- _Your instructions_: Gather all lines with the word "that" in them.

- _Records to use_:
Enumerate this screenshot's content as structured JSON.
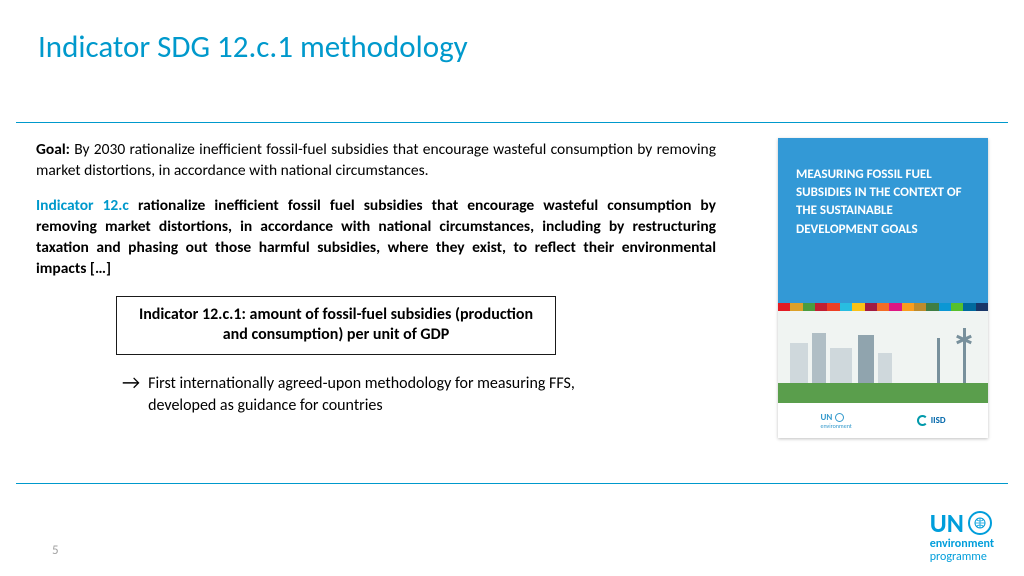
{
  "colors": {
    "title": "#0099cc",
    "hr": "#0099cc",
    "indicator_label": "#0099cc",
    "cover_bg": "#3399d6",
    "cover_ground": "#5a9e4c",
    "footer_blue": "#009edb",
    "stripes": [
      "#e31b23",
      "#dca029",
      "#4b9c3f",
      "#c21f32",
      "#ed3f24",
      "#28bde1",
      "#f9c218",
      "#a11c42",
      "#f36c25",
      "#de1683",
      "#f99d1e",
      "#bd8b2d",
      "#3f7e44",
      "#0b97d4",
      "#56c02d",
      "#006a9e",
      "#183668"
    ]
  },
  "title": "Indicator SDG 12.c.1 methodology",
  "goal": {
    "label": "Goal: ",
    "text": "By 2030 rationalize inefficient fossil-fuel subsidies that encourage wasteful consumption by removing market distortions, in accordance with national circumstances."
  },
  "indicator": {
    "label": "Indicator 12.c ",
    "text": "rationalize inefficient fossil fuel subsidies that encourage wasteful consumption by removing market distortions, in accordance with national circumstances, including by restructuring taxation and phasing out those harmful subsidies, where they exist, to reflect their environmental impacts […]"
  },
  "boxed": "Indicator 12.c.1: amount of fossil-fuel subsidies (production and consumption) per unit of GDP",
  "arrow_text": "First internationally agreed-upon methodology for measuring FFS, developed as guidance for countries",
  "cover_title": "MEASURING FOSSIL FUEL SUBSIDIES IN THE CONTEXT OF THE SUSTAINABLE DEVELOPMENT GOALS",
  "cover_logo1": "UN",
  "cover_logo1_sub": "environment",
  "cover_logo2": "IISD",
  "page_number": "5",
  "footer": {
    "un": "UN",
    "line1": "environment",
    "line2": "programme"
  }
}
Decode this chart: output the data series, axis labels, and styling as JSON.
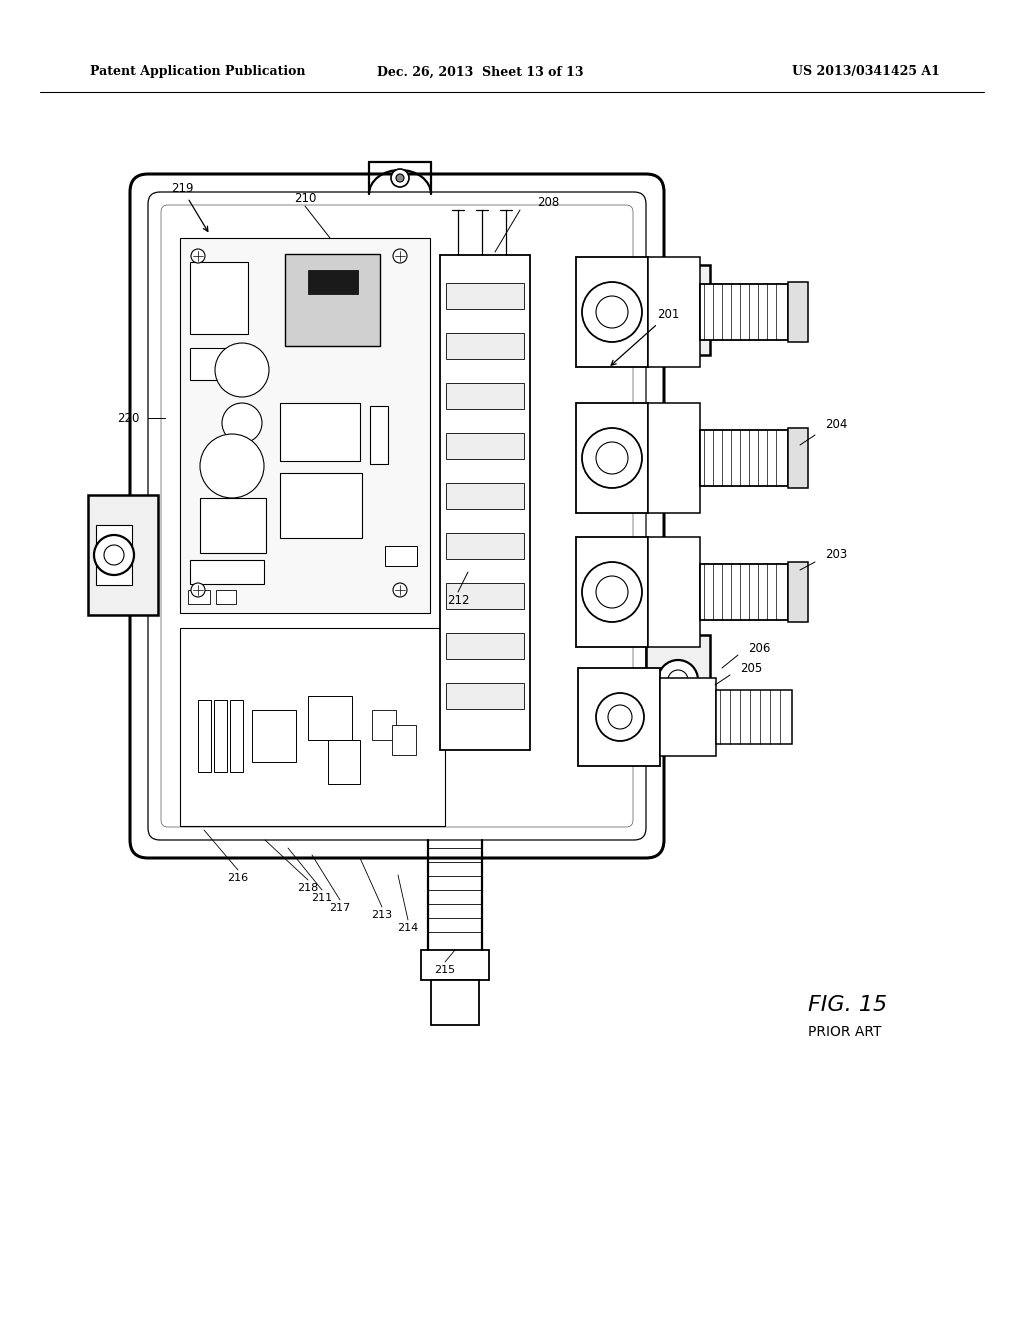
{
  "bg_color": "#ffffff",
  "header_left": "Patent Application Publication",
  "header_center": "Dec. 26, 2013  Sheet 13 of 13",
  "header_right": "US 2013/0341425 A1",
  "fig_label": "FIG. 15",
  "fig_sublabel": "PRIOR ART",
  "line_color": "#000000",
  "text_color": "#000000",
  "ref_fontsize": 8.5,
  "header_fontsize": 9.0,
  "fig_fontsize": 16
}
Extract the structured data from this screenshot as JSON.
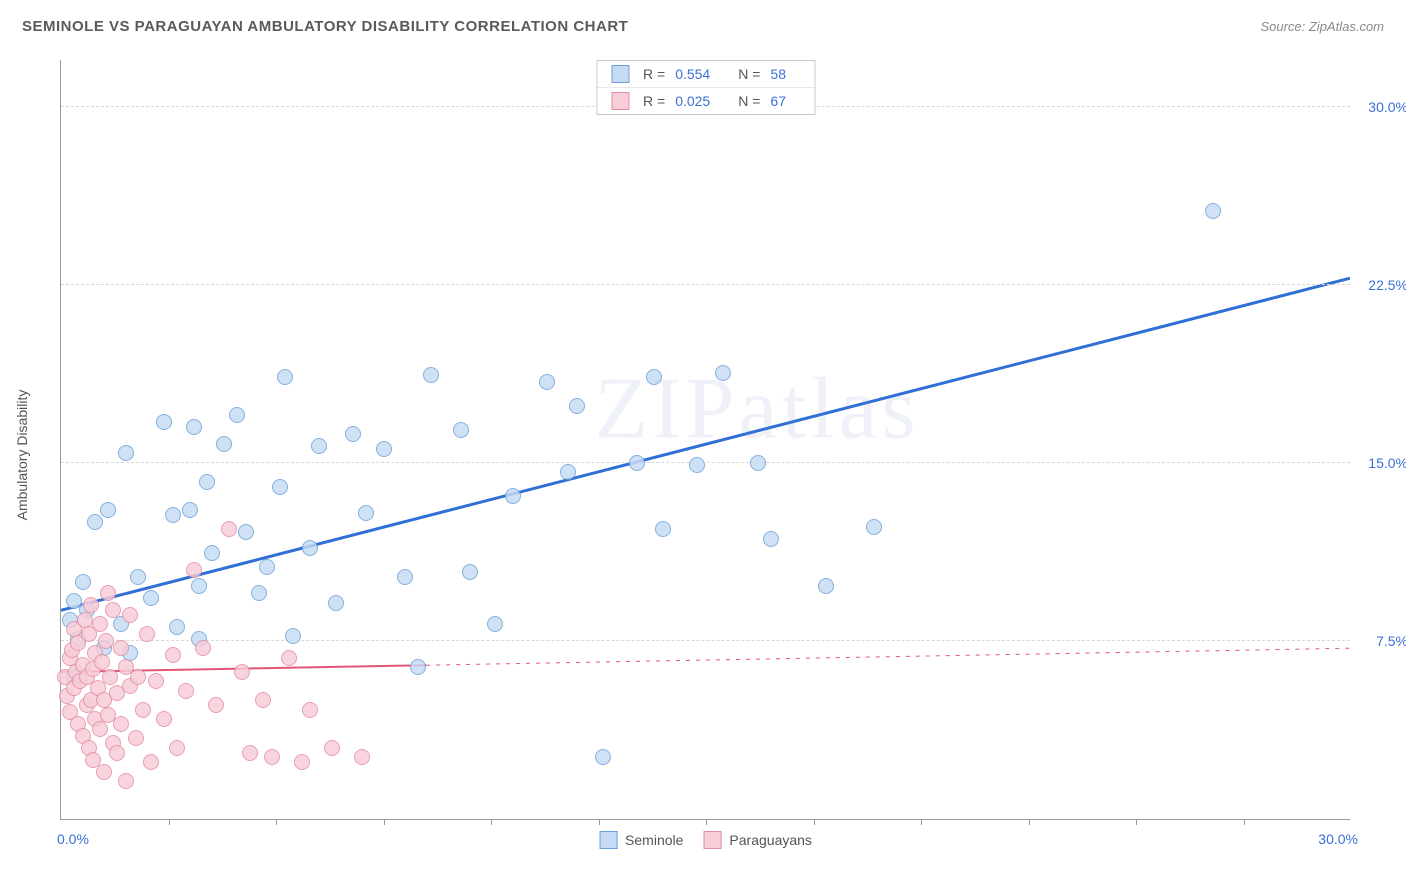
{
  "header": {
    "title": "SEMINOLE VS PARAGUAYAN AMBULATORY DISABILITY CORRELATION CHART",
    "source": "Source: ZipAtlas.com"
  },
  "watermark": "ZIPatlas",
  "chart": {
    "type": "scatter",
    "y_axis_title": "Ambulatory Disability",
    "xlim": [
      0,
      30
    ],
    "ylim": [
      0,
      32
    ],
    "x_tick_step": 2.5,
    "y_ticks": [
      7.5,
      15.0,
      22.5,
      30.0
    ],
    "y_tick_labels": [
      "7.5%",
      "15.0%",
      "22.5%",
      "30.0%"
    ],
    "x_label_min": "0.0%",
    "x_label_max": "30.0%",
    "background_color": "#ffffff",
    "grid_color": "#d8d8d8",
    "axis_color": "#999999",
    "label_color": "#3b6fd6",
    "marker_radius": 8,
    "series": [
      {
        "name": "Seminole",
        "fill": "#c5dbf4",
        "stroke": "#6a9fd8",
        "swatch_fill": "#c5dbf4",
        "swatch_stroke": "#6a9fd8",
        "r_value": "0.554",
        "n_value": "58",
        "trend": {
          "y_at_x0": 8.8,
          "y_at_x30": 22.8,
          "color": "#2f6fd6",
          "width": 3,
          "dash": "none"
        },
        "points": [
          [
            0.2,
            8.4
          ],
          [
            0.3,
            9.2
          ],
          [
            0.5,
            10.0
          ],
          [
            0.4,
            7.6
          ],
          [
            0.6,
            8.8
          ],
          [
            0.8,
            12.5
          ],
          [
            1.0,
            7.2
          ],
          [
            1.1,
            13.0
          ],
          [
            1.4,
            8.2
          ],
          [
            1.5,
            15.4
          ],
          [
            1.8,
            10.2
          ],
          [
            1.6,
            7.0
          ],
          [
            2.1,
            9.3
          ],
          [
            2.4,
            16.7
          ],
          [
            2.6,
            12.8
          ],
          [
            2.7,
            8.1
          ],
          [
            3.0,
            13.0
          ],
          [
            3.2,
            9.8
          ],
          [
            3.1,
            16.5
          ],
          [
            3.2,
            7.6
          ],
          [
            3.4,
            14.2
          ],
          [
            3.5,
            11.2
          ],
          [
            3.8,
            15.8
          ],
          [
            4.1,
            17.0
          ],
          [
            4.3,
            12.1
          ],
          [
            4.6,
            9.5
          ],
          [
            4.8,
            10.6
          ],
          [
            5.1,
            14.0
          ],
          [
            5.4,
            7.7
          ],
          [
            5.2,
            18.6
          ],
          [
            5.8,
            11.4
          ],
          [
            6.0,
            15.7
          ],
          [
            6.4,
            9.1
          ],
          [
            6.8,
            16.2
          ],
          [
            7.1,
            12.9
          ],
          [
            7.5,
            15.6
          ],
          [
            8.0,
            10.2
          ],
          [
            8.3,
            6.4
          ],
          [
            8.6,
            18.7
          ],
          [
            9.3,
            16.4
          ],
          [
            9.5,
            10.4
          ],
          [
            10.1,
            8.2
          ],
          [
            10.5,
            13.6
          ],
          [
            11.3,
            18.4
          ],
          [
            11.8,
            14.6
          ],
          [
            12.0,
            17.4
          ],
          [
            12.6,
            2.6
          ],
          [
            13.4,
            15.0
          ],
          [
            13.8,
            18.6
          ],
          [
            14.0,
            12.2
          ],
          [
            14.8,
            14.9
          ],
          [
            15.4,
            18.8
          ],
          [
            16.2,
            15.0
          ],
          [
            16.5,
            11.8
          ],
          [
            17.8,
            9.8
          ],
          [
            18.9,
            12.3
          ],
          [
            26.8,
            25.6
          ],
          [
            0.3,
            6.0
          ]
        ]
      },
      {
        "name": "Paraguayans",
        "fill": "#f7cdd7",
        "stroke": "#e48aa0",
        "swatch_fill": "#f7cdd7",
        "swatch_stroke": "#e48aa0",
        "r_value": "0.025",
        "n_value": "67",
        "trend": {
          "y_at_x0": 6.2,
          "y_at_x30": 7.2,
          "color": "#e25578",
          "width": 2,
          "dash_solid_until_x": 8.5,
          "dash": "4 6"
        },
        "points": [
          [
            0.1,
            6.0
          ],
          [
            0.15,
            5.2
          ],
          [
            0.2,
            6.8
          ],
          [
            0.2,
            4.5
          ],
          [
            0.25,
            7.1
          ],
          [
            0.3,
            5.5
          ],
          [
            0.3,
            8.0
          ],
          [
            0.35,
            6.2
          ],
          [
            0.4,
            4.0
          ],
          [
            0.4,
            7.4
          ],
          [
            0.45,
            5.8
          ],
          [
            0.5,
            3.5
          ],
          [
            0.5,
            6.5
          ],
          [
            0.55,
            8.4
          ],
          [
            0.6,
            4.8
          ],
          [
            0.6,
            6.0
          ],
          [
            0.65,
            7.8
          ],
          [
            0.65,
            3.0
          ],
          [
            0.7,
            5.0
          ],
          [
            0.7,
            9.0
          ],
          [
            0.75,
            6.3
          ],
          [
            0.75,
            2.5
          ],
          [
            0.8,
            4.2
          ],
          [
            0.8,
            7.0
          ],
          [
            0.85,
            5.5
          ],
          [
            0.9,
            8.2
          ],
          [
            0.9,
            3.8
          ],
          [
            0.95,
            6.6
          ],
          [
            1.0,
            2.0
          ],
          [
            1.0,
            5.0
          ],
          [
            1.05,
            7.5
          ],
          [
            1.1,
            4.4
          ],
          [
            1.1,
            9.5
          ],
          [
            1.15,
            6.0
          ],
          [
            1.2,
            3.2
          ],
          [
            1.2,
            8.8
          ],
          [
            1.3,
            5.3
          ],
          [
            1.3,
            2.8
          ],
          [
            1.4,
            7.2
          ],
          [
            1.4,
            4.0
          ],
          [
            1.5,
            6.4
          ],
          [
            1.5,
            1.6
          ],
          [
            1.6,
            5.6
          ],
          [
            1.6,
            8.6
          ],
          [
            1.75,
            3.4
          ],
          [
            1.8,
            6.0
          ],
          [
            1.9,
            4.6
          ],
          [
            2.0,
            7.8
          ],
          [
            2.1,
            2.4
          ],
          [
            2.2,
            5.8
          ],
          [
            2.4,
            4.2
          ],
          [
            2.6,
            6.9
          ],
          [
            2.7,
            3.0
          ],
          [
            2.9,
            5.4
          ],
          [
            3.1,
            10.5
          ],
          [
            3.3,
            7.2
          ],
          [
            3.6,
            4.8
          ],
          [
            3.9,
            12.2
          ],
          [
            4.2,
            6.2
          ],
          [
            4.4,
            2.8
          ],
          [
            4.7,
            5.0
          ],
          [
            4.9,
            2.6
          ],
          [
            5.3,
            6.8
          ],
          [
            5.6,
            2.4
          ],
          [
            5.8,
            4.6
          ],
          [
            6.3,
            3.0
          ],
          [
            7.0,
            2.6
          ]
        ]
      }
    ],
    "bottom_legend": [
      {
        "label": "Seminole",
        "fill": "#c5dbf4",
        "stroke": "#6a9fd8"
      },
      {
        "label": "Paraguayans",
        "fill": "#f7cdd7",
        "stroke": "#e48aa0"
      }
    ]
  }
}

- _The solution_:
    "text": "By 2030 rationalize inefficient fossil-fuel subsidies that encourage wasteful consumption by removing market distortions, in accordance with national circumstances."
    "text": "rationalize inefficient fossil fuel subsidies that encourage wasteful consumption by removing market distortions, in accordance with national circumstances, including by restructuring taxation and phasing out those harmful subsidies, where they exist, to reflect their environmental impacts […]"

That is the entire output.